Saved entries:
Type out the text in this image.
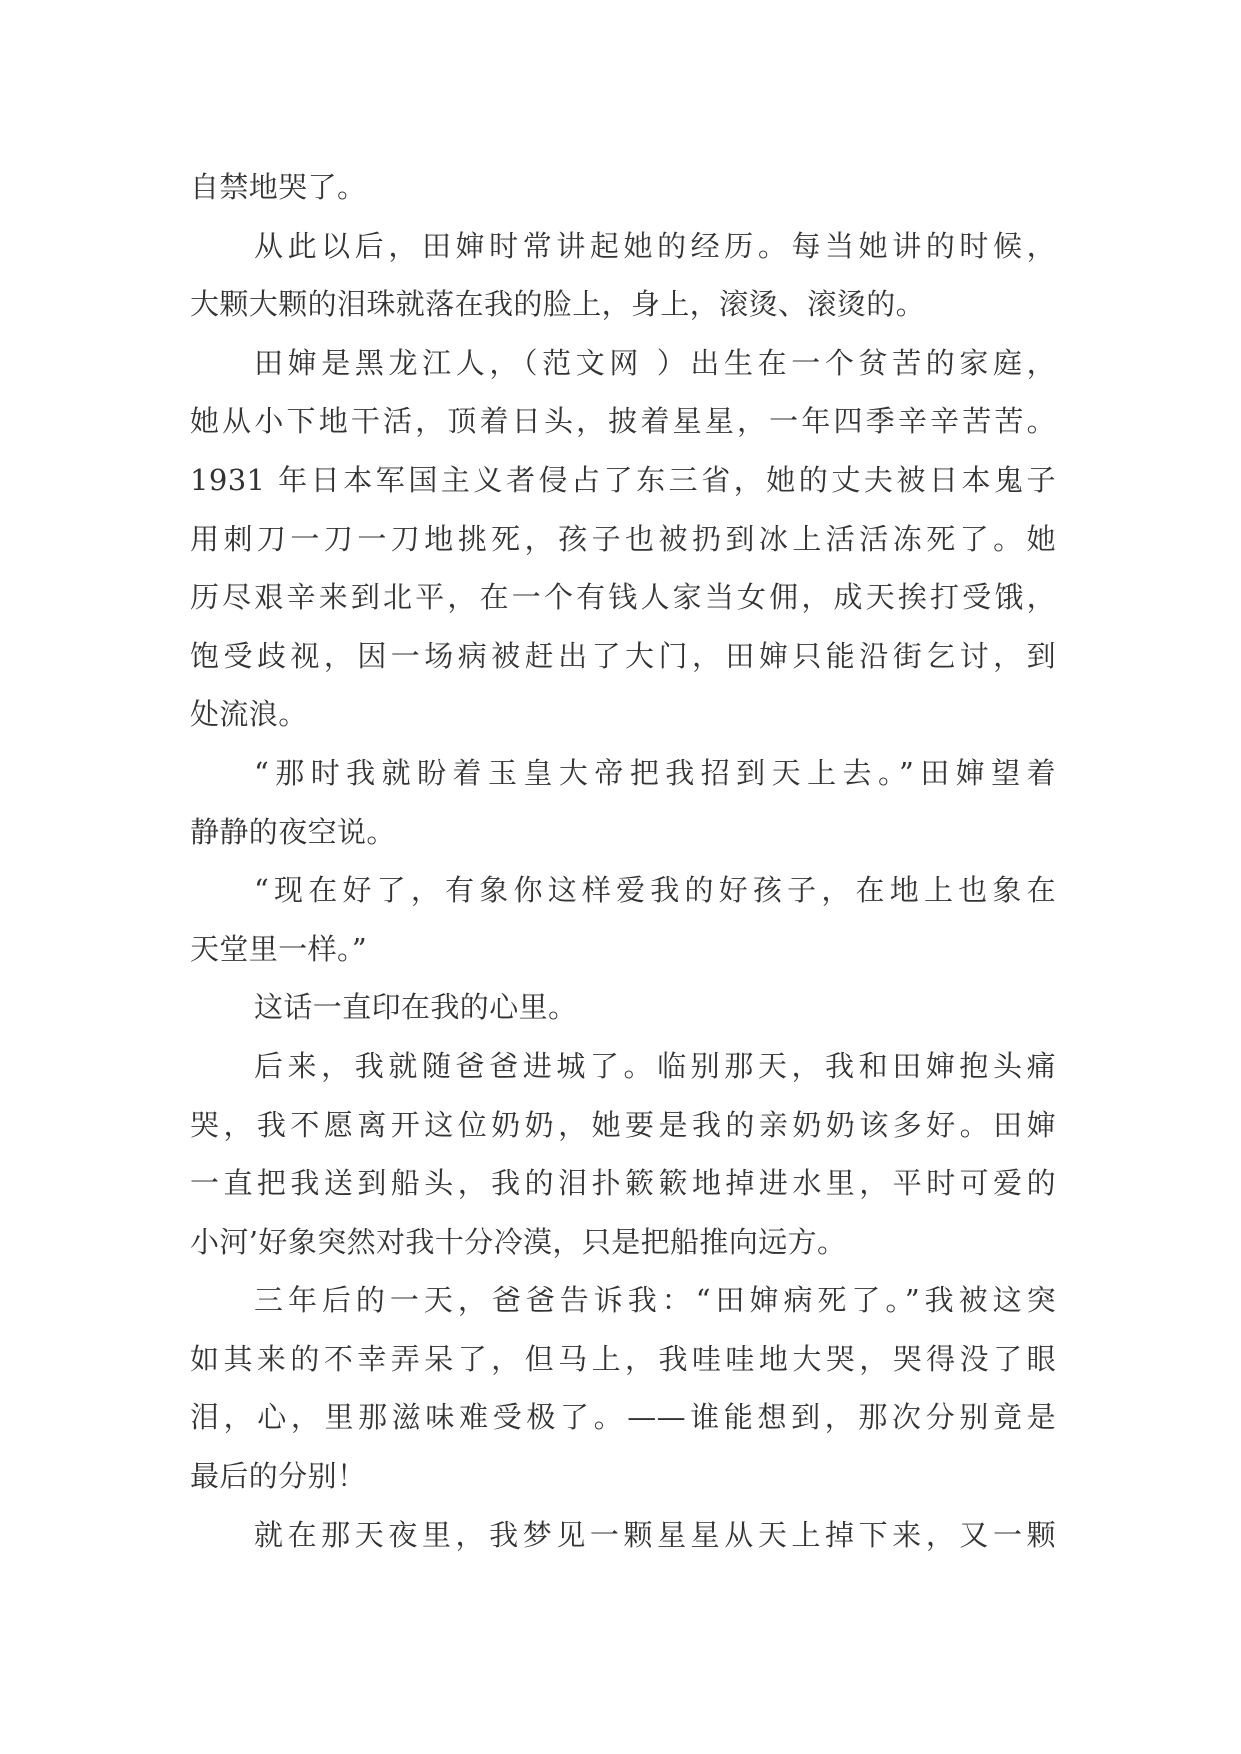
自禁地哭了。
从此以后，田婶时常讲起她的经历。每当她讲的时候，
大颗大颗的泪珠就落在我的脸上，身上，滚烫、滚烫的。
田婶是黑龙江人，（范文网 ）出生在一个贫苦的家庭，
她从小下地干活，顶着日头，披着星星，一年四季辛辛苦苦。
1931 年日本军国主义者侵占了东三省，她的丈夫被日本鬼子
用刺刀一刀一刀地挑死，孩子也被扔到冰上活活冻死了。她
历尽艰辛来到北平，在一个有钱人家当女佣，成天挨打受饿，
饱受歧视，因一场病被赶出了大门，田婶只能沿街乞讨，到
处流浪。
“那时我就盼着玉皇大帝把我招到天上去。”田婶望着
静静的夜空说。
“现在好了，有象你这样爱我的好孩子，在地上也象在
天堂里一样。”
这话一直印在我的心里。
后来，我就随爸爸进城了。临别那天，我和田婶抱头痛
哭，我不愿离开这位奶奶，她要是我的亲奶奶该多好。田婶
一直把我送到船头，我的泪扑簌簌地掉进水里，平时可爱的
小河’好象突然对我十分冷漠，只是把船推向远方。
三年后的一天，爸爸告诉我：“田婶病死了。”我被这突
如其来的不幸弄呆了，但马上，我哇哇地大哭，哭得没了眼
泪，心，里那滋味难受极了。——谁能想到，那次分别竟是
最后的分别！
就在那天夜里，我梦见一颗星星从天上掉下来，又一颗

▸ **TASK GOAL**:
Retype all entries exactly as they appear, dropping the images.

▸ **ANSWER TO THIS PROBLEM**:
Type out the text in this image.
自禁地哭了。
从此以后，田婶时常讲起她的经历。每当她讲的时候，
大颗大颗的泪珠就落在我的脸上，身上，滚烫、滚烫的。
田婶是黑龙江人，（范文网 ）出生在一个贫苦的家庭，
她从小下地干活，顶着日头，披着星星，一年四季辛辛苦苦。
1931 年日本军国主义者侵占了东三省，她的丈夫被日本鬼子
用刺刀一刀一刀地挑死，孩子也被扔到冰上活活冻死了。她
历尽艰辛来到北平，在一个有钱人家当女佣，成天挨打受饿，
饱受歧视，因一场病被赶出了大门，田婶只能沿街乞讨，到
处流浪。
“那时我就盼着玉皇大帝把我招到天上去。”田婶望着
静静的夜空说。
“现在好了，有象你这样爱我的好孩子，在地上也象在
天堂里一样。”
这话一直印在我的心里。
后来，我就随爸爸进城了。临别那天，我和田婶抱头痛
哭，我不愿离开这位奶奶，她要是我的亲奶奶该多好。田婶
一直把我送到船头，我的泪扑簌簌地掉进水里，平时可爱的
小河’好象突然对我十分冷漠，只是把船推向远方。
三年后的一天，爸爸告诉我：“田婶病死了。”我被这突
如其来的不幸弄呆了，但马上，我哇哇地大哭，哭得没了眼
泪，心，里那滋味难受极了。——谁能想到，那次分别竟是
最后的分别！
就在那天夜里，我梦见一颗星星从天上掉下来，又一颗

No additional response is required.